Below is a set of records; print all of them exactly as written.

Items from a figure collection

------------------------------

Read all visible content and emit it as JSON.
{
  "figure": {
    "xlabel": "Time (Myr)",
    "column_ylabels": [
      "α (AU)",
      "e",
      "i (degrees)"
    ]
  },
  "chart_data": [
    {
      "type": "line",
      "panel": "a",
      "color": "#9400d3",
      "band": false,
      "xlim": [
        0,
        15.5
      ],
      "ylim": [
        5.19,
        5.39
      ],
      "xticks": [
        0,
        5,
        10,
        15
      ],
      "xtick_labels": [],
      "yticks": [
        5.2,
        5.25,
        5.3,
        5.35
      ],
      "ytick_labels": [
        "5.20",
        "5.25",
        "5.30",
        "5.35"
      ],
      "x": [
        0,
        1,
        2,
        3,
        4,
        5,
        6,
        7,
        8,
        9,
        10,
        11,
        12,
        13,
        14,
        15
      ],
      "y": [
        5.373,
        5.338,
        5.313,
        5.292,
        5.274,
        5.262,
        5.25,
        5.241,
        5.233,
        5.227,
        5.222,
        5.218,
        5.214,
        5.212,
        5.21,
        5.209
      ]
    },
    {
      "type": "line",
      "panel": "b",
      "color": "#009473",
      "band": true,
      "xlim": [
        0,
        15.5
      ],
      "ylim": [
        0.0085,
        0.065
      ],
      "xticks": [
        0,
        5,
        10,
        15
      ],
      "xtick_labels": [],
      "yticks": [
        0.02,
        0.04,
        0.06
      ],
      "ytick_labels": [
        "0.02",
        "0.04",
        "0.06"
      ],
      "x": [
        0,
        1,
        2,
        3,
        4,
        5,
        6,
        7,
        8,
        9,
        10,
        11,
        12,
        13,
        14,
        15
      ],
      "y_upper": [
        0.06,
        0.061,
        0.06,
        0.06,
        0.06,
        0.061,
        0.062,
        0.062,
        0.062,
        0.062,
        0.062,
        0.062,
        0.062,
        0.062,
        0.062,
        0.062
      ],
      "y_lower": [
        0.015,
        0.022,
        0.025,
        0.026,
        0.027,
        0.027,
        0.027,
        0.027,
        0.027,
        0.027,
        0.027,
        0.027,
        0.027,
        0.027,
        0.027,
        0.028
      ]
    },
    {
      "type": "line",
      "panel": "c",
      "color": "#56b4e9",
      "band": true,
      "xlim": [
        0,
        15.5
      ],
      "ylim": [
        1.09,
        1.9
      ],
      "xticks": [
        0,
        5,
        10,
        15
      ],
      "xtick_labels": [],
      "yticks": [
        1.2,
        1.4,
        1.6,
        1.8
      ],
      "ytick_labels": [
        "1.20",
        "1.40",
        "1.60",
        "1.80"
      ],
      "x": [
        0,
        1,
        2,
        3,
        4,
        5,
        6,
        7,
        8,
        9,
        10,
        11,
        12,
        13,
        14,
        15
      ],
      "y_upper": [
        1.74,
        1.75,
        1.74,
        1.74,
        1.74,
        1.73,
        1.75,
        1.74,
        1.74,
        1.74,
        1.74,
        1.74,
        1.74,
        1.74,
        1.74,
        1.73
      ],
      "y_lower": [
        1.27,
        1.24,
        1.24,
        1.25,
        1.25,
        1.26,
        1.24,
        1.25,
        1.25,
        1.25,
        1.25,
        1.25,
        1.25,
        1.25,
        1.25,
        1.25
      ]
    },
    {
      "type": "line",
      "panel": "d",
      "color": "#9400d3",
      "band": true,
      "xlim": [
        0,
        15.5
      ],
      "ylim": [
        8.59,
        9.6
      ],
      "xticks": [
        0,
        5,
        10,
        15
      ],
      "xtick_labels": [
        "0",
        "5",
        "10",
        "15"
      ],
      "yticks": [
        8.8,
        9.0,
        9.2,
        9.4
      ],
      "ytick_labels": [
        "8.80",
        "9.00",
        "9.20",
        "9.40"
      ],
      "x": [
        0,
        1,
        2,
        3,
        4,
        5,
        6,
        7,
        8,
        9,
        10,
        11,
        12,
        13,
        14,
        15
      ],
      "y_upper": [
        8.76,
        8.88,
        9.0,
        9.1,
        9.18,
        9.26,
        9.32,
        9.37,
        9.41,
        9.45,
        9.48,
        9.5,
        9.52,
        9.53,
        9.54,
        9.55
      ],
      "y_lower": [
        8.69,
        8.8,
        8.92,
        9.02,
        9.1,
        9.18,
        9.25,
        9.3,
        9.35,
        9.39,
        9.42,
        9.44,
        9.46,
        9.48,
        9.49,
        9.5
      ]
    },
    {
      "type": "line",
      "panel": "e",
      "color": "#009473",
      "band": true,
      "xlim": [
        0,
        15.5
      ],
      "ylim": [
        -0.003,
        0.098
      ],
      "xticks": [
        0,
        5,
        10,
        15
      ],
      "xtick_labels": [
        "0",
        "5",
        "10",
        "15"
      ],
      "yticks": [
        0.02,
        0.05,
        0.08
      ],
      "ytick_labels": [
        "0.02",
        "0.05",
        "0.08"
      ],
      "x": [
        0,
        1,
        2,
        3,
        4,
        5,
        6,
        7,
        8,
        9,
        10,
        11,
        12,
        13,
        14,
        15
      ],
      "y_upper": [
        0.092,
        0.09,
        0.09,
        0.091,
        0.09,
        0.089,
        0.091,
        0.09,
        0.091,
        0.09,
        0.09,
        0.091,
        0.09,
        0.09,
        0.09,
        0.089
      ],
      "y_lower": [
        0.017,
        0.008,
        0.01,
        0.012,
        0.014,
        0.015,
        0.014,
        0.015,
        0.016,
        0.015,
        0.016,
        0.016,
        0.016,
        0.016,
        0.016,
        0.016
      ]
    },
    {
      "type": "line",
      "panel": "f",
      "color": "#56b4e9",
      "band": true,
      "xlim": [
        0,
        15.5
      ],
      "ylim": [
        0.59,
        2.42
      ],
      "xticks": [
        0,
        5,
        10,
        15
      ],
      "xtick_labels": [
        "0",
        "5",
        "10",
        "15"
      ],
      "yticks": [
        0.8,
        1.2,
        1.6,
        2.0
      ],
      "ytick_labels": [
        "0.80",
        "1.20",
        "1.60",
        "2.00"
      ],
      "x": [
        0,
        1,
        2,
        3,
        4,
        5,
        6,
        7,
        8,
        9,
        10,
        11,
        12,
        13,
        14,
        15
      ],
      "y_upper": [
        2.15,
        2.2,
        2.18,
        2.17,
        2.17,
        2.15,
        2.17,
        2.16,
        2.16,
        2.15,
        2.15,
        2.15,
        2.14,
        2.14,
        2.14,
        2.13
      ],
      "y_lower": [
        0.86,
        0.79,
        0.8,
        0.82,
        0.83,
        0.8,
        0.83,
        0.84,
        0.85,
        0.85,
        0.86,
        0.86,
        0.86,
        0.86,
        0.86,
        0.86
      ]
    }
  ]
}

------------------------------

Task solution:
Read all visible content and emit it as JSON.
{
  "figure": {
    "xlabel": "Time (Myr)",
    "column_ylabels": [
      "α (AU)",
      "e",
      "i (degrees)"
    ]
  },
  "chart_data": [
    {
      "type": "line",
      "panel": "a",
      "color": "#9400d3",
      "band": false,
      "xlim": [
        0,
        15.5
      ],
      "ylim": [
        5.19,
        5.39
      ],
      "xticks": [
        0,
        5,
        10,
        15
      ],
      "xtick_labels": [],
      "yticks": [
        5.2,
        5.25,
        5.3,
        5.35
      ],
      "ytick_labels": [
        "5.20",
        "5.25",
        "5.30",
        "5.35"
      ],
      "x": [
        0,
        1,
        2,
        3,
        4,
        5,
        6,
        7,
        8,
        9,
        10,
        11,
        12,
        13,
        14,
        15
      ],
      "y": [
        5.373,
        5.338,
        5.313,
        5.292,
        5.274,
        5.262,
        5.25,
        5.241,
        5.233,
        5.227,
        5.222,
        5.218,
        5.214,
        5.212,
        5.21,
        5.209
      ]
    },
    {
      "type": "line",
      "panel": "b",
      "color": "#009473",
      "band": true,
      "xlim": [
        0,
        15.5
      ],
      "ylim": [
        0.0085,
        0.065
      ],
      "xticks": [
        0,
        5,
        10,
        15
      ],
      "xtick_labels": [],
      "yticks": [
        0.02,
        0.04,
        0.06
      ],
      "ytick_labels": [
        "0.02",
        "0.04",
        "0.06"
      ],
      "x": [
        0,
        1,
        2,
        3,
        4,
        5,
        6,
        7,
        8,
        9,
        10,
        11,
        12,
        13,
        14,
        15
      ],
      "y_upper": [
        0.06,
        0.061,
        0.06,
        0.06,
        0.06,
        0.061,
        0.062,
        0.062,
        0.062,
        0.062,
        0.062,
        0.062,
        0.062,
        0.062,
        0.062,
        0.062
      ],
      "y_lower": [
        0.015,
        0.022,
        0.025,
        0.026,
        0.027,
        0.027,
        0.027,
        0.027,
        0.027,
        0.027,
        0.027,
        0.027,
        0.027,
        0.027,
        0.027,
        0.028
      ]
    },
    {
      "type": "line",
      "panel": "c",
      "color": "#56b4e9",
      "band": true,
      "xlim": [
        0,
        15.5
      ],
      "ylim": [
        1.09,
        1.9
      ],
      "xticks": [
        0,
        5,
        10,
        15
      ],
      "xtick_labels": [],
      "yticks": [
        1.2,
        1.4,
        1.6,
        1.8
      ],
      "ytick_labels": [
        "1.20",
        "1.40",
        "1.60",
        "1.80"
      ],
      "x": [
        0,
        1,
        2,
        3,
        4,
        5,
        6,
        7,
        8,
        9,
        10,
        11,
        12,
        13,
        14,
        15
      ],
      "y_upper": [
        1.74,
        1.75,
        1.74,
        1.74,
        1.74,
        1.73,
        1.75,
        1.74,
        1.74,
        1.74,
        1.74,
        1.74,
        1.74,
        1.74,
        1.74,
        1.73
      ],
      "y_lower": [
        1.27,
        1.24,
        1.24,
        1.25,
        1.25,
        1.26,
        1.24,
        1.25,
        1.25,
        1.25,
        1.25,
        1.25,
        1.25,
        1.25,
        1.25,
        1.25
      ]
    },
    {
      "type": "line",
      "panel": "d",
      "color": "#9400d3",
      "band": true,
      "xlim": [
        0,
        15.5
      ],
      "ylim": [
        8.59,
        9.6
      ],
      "xticks": [
        0,
        5,
        10,
        15
      ],
      "xtick_labels": [
        "0",
        "5",
        "10",
        "15"
      ],
      "yticks": [
        8.8,
        9.0,
        9.2,
        9.4
      ],
      "ytick_labels": [
        "8.80",
        "9.00",
        "9.20",
        "9.40"
      ],
      "x": [
        0,
        1,
        2,
        3,
        4,
        5,
        6,
        7,
        8,
        9,
        10,
        11,
        12,
        13,
        14,
        15
      ],
      "y_upper": [
        8.76,
        8.88,
        9.0,
        9.1,
        9.18,
        9.26,
        9.32,
        9.37,
        9.41,
        9.45,
        9.48,
        9.5,
        9.52,
        9.53,
        9.54,
        9.55
      ],
      "y_lower": [
        8.69,
        8.8,
        8.92,
        9.02,
        9.1,
        9.18,
        9.25,
        9.3,
        9.35,
        9.39,
        9.42,
        9.44,
        9.46,
        9.48,
        9.49,
        9.5
      ]
    },
    {
      "type": "line",
      "panel": "e",
      "color": "#009473",
      "band": true,
      "xlim": [
        0,
        15.5
      ],
      "ylim": [
        -0.003,
        0.098
      ],
      "xticks": [
        0,
        5,
        10,
        15
      ],
      "xtick_labels": [
        "0",
        "5",
        "10",
        "15"
      ],
      "yticks": [
        0.02,
        0.05,
        0.08
      ],
      "ytick_labels": [
        "0.02",
        "0.05",
        "0.08"
      ],
      "x": [
        0,
        1,
        2,
        3,
        4,
        5,
        6,
        7,
        8,
        9,
        10,
        11,
        12,
        13,
        14,
        15
      ],
      "y_upper": [
        0.092,
        0.09,
        0.09,
        0.091,
        0.09,
        0.089,
        0.091,
        0.09,
        0.091,
        0.09,
        0.09,
        0.091,
        0.09,
        0.09,
        0.09,
        0.089
      ],
      "y_lower": [
        0.017,
        0.008,
        0.01,
        0.012,
        0.014,
        0.015,
        0.014,
        0.015,
        0.016,
        0.015,
        0.016,
        0.016,
        0.016,
        0.016,
        0.016,
        0.016
      ]
    },
    {
      "type": "line",
      "panel": "f",
      "color": "#56b4e9",
      "band": true,
      "xlim": [
        0,
        15.5
      ],
      "ylim": [
        0.59,
        2.42
      ],
      "xticks": [
        0,
        5,
        10,
        15
      ],
      "xtick_labels": [
        "0",
        "5",
        "10",
        "15"
      ],
      "yticks": [
        0.8,
        1.2,
        1.6,
        2.0
      ],
      "ytick_labels": [
        "0.80",
        "1.20",
        "1.60",
        "2.00"
      ],
      "x": [
        0,
        1,
        2,
        3,
        4,
        5,
        6,
        7,
        8,
        9,
        10,
        11,
        12,
        13,
        14,
        15
      ],
      "y_upper": [
        2.15,
        2.2,
        2.18,
        2.17,
        2.17,
        2.15,
        2.17,
        2.16,
        2.16,
        2.15,
        2.15,
        2.15,
        2.14,
        2.14,
        2.14,
        2.13
      ],
      "y_lower": [
        0.86,
        0.79,
        0.8,
        0.82,
        0.83,
        0.8,
        0.83,
        0.84,
        0.85,
        0.85,
        0.86,
        0.86,
        0.86,
        0.86,
        0.86,
        0.86
      ]
    }
  ]
}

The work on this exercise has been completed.